● SET EXERCISE: Copy out every line in which the string "distribuidora" occurs.

● RECORDED INFORMATION:
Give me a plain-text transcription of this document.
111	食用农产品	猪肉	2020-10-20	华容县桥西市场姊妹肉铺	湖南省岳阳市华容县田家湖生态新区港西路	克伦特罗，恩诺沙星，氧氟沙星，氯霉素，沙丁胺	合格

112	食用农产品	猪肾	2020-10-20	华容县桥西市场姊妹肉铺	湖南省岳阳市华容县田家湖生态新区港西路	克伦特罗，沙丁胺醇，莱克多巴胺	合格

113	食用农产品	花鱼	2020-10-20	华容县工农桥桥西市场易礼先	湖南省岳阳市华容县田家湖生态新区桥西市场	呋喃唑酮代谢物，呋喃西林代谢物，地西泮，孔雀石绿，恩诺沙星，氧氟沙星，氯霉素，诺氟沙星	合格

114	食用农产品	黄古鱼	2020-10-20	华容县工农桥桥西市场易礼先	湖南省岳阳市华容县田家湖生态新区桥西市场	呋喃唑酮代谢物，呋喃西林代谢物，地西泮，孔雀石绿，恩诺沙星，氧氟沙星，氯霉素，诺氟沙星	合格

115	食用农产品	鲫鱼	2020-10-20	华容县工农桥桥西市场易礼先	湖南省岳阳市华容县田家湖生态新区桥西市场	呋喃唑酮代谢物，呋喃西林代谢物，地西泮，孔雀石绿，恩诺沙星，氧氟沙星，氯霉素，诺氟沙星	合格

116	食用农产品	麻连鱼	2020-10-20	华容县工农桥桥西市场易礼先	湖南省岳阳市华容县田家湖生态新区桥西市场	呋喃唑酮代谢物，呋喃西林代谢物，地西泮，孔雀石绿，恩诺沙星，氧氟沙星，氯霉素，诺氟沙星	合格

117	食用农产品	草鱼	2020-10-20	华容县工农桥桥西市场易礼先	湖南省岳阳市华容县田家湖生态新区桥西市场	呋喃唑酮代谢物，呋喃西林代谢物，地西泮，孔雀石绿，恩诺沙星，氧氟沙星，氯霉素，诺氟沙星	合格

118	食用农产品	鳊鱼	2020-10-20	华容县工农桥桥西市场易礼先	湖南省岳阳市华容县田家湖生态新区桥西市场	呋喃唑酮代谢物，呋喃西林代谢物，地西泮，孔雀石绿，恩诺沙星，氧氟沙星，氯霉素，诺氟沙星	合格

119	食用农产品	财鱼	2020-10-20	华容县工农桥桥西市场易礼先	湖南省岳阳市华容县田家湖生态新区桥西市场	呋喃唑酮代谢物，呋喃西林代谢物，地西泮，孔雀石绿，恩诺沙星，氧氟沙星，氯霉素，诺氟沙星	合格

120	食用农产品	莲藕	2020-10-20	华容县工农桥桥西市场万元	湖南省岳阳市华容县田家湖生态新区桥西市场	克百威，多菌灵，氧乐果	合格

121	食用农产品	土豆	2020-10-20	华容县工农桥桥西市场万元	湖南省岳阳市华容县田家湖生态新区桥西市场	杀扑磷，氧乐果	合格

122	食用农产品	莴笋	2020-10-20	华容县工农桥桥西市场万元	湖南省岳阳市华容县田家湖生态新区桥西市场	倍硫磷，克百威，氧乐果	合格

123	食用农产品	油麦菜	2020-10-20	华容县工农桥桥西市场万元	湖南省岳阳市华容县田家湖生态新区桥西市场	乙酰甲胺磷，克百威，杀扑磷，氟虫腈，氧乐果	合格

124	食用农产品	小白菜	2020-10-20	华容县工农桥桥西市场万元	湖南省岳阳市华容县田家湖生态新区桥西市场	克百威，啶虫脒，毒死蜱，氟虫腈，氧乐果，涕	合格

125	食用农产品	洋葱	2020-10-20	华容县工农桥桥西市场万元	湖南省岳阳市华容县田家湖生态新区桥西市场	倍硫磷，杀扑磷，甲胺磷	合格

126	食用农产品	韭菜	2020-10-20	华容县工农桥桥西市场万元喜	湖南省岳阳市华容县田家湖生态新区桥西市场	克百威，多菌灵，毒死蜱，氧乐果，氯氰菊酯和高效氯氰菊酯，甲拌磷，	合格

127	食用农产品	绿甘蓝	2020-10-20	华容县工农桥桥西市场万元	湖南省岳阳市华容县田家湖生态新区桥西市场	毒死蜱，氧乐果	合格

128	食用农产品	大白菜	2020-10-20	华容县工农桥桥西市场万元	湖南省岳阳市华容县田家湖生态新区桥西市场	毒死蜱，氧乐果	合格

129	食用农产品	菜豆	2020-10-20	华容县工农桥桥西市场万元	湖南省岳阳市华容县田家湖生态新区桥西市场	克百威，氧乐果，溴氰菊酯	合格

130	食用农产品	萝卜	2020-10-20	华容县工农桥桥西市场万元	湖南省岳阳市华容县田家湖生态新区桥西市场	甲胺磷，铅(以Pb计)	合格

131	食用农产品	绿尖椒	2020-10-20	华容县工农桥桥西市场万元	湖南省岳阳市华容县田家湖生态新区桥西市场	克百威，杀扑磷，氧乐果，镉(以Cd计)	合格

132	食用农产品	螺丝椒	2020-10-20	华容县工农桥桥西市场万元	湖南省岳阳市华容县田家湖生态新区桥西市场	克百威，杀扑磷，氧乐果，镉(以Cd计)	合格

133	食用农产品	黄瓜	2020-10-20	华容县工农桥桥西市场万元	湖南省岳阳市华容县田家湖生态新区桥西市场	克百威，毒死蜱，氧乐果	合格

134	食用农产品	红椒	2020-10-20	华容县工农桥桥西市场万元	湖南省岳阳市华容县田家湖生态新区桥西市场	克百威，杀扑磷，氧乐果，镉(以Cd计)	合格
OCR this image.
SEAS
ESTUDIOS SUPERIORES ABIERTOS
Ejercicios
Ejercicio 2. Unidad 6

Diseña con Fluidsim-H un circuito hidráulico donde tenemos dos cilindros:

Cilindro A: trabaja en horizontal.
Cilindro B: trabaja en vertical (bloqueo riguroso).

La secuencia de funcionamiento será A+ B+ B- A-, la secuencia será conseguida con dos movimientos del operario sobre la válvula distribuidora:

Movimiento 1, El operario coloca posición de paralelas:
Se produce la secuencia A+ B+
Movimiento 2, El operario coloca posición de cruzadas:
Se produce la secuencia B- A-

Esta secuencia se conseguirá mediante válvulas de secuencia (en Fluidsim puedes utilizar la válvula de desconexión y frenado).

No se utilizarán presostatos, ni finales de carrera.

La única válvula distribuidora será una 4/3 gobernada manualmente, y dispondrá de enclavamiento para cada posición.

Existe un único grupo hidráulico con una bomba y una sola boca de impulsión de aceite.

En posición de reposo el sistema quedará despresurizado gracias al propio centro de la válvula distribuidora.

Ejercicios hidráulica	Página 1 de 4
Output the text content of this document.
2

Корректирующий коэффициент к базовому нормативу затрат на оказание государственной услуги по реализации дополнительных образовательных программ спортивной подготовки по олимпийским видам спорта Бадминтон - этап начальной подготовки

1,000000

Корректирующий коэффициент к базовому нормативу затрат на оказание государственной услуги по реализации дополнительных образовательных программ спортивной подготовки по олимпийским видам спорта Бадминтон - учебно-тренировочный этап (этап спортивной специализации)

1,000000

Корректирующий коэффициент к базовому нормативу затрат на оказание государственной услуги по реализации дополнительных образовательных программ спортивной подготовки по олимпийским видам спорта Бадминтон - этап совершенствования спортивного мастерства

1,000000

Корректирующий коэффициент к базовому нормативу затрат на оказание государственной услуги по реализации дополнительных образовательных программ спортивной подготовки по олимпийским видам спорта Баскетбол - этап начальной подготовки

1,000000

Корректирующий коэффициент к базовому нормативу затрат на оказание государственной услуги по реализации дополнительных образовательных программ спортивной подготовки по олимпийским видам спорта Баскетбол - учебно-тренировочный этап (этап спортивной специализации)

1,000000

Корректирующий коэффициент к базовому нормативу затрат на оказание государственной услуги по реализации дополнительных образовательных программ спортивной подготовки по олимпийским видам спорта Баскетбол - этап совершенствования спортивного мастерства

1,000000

● RESULT:
La secuencia de funcionamiento será A+ B+ B- A-, la secuencia será conseguida con dos movimientos del operario sobre la válvula distribuidora:
La única válvula distribuidora será una 4/3 gobernada manualmente, y dispondrá de enclavamiento para cada posición.
En posición de reposo el sistema quedará despresurizado gracias al propio centro de la válvula distribuidora.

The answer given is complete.